• [Your goal]
Every line that contains the word "JSON" should be copied out.

---------- Supplied data

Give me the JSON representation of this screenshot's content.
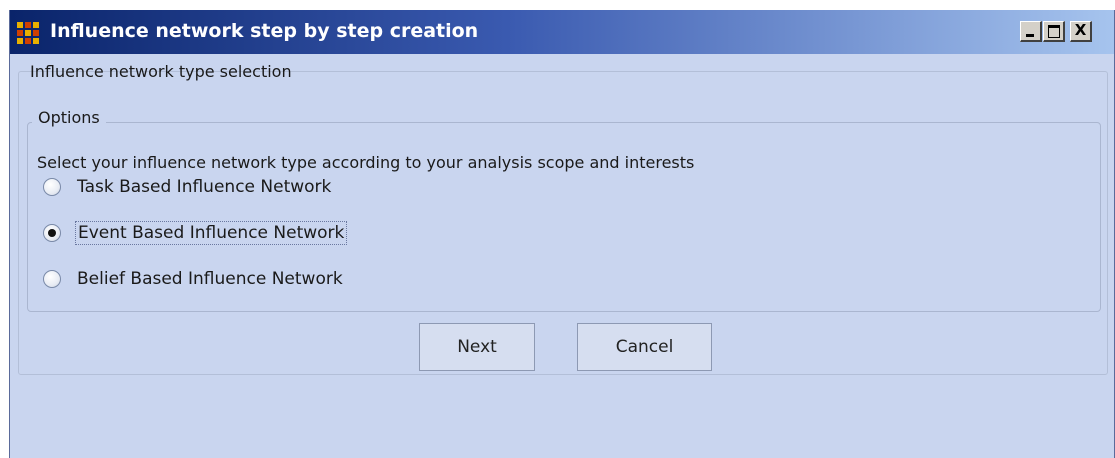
{
  "window": {
    "title": "Influence network step by step creation",
    "controls": {
      "minimize_label": "_",
      "maximize_label": "□",
      "close_label": "X"
    },
    "title_gradient": [
      "#0a246a",
      "#a6c4ee"
    ],
    "background": "#c9d5ef"
  },
  "app_icon": {
    "name": "grid-dots-icon",
    "colors": [
      "#e8b000",
      "#d04000",
      "#e8b000",
      "#d04000",
      "#e8b000",
      "#d04000",
      "#e8b000",
      "#d04000",
      "#e8b000"
    ]
  },
  "section": {
    "label": "Influence network type selection"
  },
  "options": {
    "legend": "Options",
    "instruction": "Select your influence network type according to your analysis scope and interests",
    "items": [
      {
        "label": "Task Based Influence Network",
        "selected": false
      },
      {
        "label": "Event Based Influence Network",
        "selected": true
      },
      {
        "label": "Belief Based Influence Network",
        "selected": false
      }
    ]
  },
  "buttons": {
    "next_label": "Next",
    "cancel_label": "Cancel"
  }
}
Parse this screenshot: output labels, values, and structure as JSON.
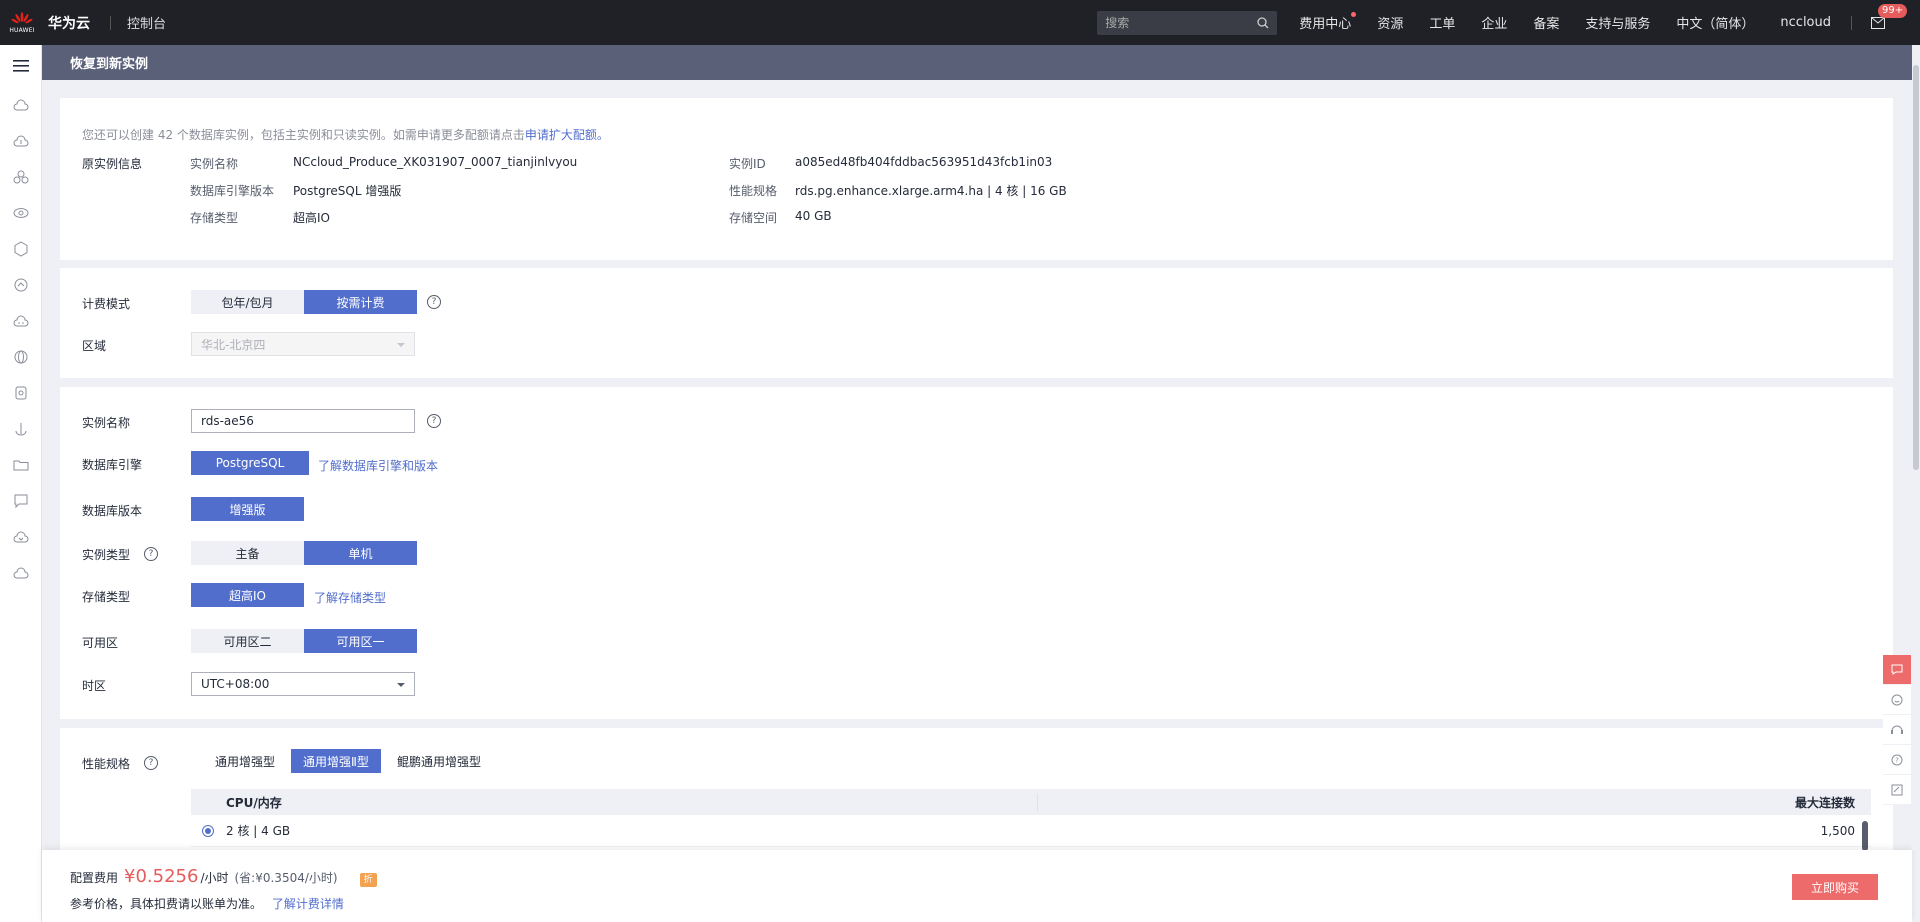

--------------------

• [Task result]
Give me the JSON representation of this screenshot's content.
Parse this screenshot: output labels, values, and structure as JSON.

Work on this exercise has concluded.